* DATA EXCERPTS
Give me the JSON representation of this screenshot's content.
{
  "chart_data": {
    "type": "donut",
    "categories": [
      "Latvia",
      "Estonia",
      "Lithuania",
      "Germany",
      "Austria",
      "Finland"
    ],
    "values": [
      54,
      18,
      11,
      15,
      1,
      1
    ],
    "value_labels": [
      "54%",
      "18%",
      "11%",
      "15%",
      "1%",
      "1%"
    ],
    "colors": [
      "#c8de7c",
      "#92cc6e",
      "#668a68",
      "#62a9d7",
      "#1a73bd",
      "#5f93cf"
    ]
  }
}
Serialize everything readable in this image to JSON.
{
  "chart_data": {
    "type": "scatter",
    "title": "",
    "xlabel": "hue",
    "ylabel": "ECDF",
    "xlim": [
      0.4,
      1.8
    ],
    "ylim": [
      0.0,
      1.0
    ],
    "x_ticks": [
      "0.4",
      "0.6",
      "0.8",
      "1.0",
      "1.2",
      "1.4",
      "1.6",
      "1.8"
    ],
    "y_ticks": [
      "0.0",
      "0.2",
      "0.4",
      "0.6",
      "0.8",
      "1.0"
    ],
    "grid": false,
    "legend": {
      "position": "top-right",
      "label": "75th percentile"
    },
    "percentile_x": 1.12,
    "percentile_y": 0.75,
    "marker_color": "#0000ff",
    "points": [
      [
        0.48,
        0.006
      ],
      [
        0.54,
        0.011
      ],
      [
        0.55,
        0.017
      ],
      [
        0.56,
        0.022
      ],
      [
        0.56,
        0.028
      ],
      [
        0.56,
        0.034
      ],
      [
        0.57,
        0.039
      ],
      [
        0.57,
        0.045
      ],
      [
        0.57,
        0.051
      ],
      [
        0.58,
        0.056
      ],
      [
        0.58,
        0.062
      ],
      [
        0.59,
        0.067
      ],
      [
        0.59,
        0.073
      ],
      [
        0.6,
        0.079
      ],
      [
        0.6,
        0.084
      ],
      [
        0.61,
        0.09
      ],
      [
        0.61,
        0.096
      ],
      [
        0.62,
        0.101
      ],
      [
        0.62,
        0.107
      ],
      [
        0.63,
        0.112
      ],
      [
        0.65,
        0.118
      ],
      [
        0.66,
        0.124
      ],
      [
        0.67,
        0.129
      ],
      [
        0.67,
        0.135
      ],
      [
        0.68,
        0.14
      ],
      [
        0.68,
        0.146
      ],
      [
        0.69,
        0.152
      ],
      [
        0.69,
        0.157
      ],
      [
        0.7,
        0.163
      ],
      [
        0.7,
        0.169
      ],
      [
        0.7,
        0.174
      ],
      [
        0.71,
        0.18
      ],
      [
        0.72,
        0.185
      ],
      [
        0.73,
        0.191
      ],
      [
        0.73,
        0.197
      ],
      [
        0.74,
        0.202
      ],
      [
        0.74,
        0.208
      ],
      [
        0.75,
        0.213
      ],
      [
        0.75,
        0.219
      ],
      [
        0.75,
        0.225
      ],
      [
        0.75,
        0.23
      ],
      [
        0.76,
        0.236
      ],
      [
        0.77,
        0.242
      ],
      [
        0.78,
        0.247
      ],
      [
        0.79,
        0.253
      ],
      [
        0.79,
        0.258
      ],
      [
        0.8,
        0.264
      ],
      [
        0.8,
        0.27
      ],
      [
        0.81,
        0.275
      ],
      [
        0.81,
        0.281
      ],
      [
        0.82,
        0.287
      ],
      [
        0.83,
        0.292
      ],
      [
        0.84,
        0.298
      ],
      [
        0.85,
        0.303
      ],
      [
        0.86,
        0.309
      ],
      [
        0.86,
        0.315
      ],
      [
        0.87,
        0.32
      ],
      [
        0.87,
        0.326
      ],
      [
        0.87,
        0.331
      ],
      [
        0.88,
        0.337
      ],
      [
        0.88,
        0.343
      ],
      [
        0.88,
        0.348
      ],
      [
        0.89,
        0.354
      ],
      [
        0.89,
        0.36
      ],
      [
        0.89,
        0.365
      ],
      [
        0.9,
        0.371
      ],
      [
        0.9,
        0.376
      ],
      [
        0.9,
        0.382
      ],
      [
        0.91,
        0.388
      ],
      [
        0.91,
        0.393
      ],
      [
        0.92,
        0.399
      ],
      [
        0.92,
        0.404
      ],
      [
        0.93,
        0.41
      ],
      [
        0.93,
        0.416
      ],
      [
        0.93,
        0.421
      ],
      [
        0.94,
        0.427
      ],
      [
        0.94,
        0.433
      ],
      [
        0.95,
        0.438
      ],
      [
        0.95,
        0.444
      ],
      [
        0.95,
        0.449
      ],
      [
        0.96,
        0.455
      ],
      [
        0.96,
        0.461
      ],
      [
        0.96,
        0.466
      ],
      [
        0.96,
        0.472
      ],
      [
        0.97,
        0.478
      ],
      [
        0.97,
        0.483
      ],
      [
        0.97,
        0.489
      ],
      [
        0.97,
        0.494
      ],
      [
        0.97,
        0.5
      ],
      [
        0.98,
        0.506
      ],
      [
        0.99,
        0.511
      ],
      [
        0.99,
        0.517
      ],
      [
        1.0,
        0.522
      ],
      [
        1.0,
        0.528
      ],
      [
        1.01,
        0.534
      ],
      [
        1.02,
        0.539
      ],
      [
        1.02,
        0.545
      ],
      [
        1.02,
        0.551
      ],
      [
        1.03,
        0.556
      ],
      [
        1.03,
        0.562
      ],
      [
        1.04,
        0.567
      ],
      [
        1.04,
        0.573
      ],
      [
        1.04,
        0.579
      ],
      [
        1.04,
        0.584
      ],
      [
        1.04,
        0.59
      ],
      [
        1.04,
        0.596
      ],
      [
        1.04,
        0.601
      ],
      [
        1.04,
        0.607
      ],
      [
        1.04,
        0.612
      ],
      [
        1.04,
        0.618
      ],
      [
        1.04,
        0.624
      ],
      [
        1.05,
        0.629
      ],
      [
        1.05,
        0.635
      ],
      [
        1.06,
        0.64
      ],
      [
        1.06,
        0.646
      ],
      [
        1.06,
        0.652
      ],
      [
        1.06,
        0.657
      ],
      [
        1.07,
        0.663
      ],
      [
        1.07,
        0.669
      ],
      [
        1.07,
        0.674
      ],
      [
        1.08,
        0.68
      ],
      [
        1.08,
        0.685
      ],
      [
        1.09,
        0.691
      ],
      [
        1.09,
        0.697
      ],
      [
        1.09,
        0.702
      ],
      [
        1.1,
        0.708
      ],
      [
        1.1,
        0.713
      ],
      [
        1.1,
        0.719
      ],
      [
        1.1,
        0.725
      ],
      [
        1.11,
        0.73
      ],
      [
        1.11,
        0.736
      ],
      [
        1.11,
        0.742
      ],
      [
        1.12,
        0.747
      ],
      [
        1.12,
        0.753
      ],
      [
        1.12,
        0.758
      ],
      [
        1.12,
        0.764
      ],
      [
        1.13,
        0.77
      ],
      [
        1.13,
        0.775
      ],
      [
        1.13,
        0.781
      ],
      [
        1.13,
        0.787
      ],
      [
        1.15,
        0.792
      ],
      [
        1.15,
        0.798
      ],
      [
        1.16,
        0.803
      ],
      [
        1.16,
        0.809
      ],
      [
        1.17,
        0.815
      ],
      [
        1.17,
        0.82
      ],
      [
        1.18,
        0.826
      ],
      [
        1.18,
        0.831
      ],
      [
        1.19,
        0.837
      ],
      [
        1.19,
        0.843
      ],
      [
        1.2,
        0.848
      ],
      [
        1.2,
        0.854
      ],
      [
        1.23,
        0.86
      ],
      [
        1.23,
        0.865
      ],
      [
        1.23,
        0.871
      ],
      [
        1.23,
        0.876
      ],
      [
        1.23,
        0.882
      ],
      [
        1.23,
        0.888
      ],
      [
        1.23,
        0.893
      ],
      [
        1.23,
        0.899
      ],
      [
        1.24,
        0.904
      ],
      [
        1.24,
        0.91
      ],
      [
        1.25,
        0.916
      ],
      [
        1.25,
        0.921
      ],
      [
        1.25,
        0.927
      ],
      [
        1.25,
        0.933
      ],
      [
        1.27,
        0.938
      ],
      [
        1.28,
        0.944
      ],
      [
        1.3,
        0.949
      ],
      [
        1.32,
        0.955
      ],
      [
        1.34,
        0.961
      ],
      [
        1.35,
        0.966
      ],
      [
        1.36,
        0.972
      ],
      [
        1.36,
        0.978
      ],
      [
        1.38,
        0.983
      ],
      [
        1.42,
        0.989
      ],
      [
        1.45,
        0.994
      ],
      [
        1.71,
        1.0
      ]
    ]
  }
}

* GOAL OF THE EXERCISE
Say how many lines include the word "this"; reply with the number alone.

* CORRECT ANSWER
2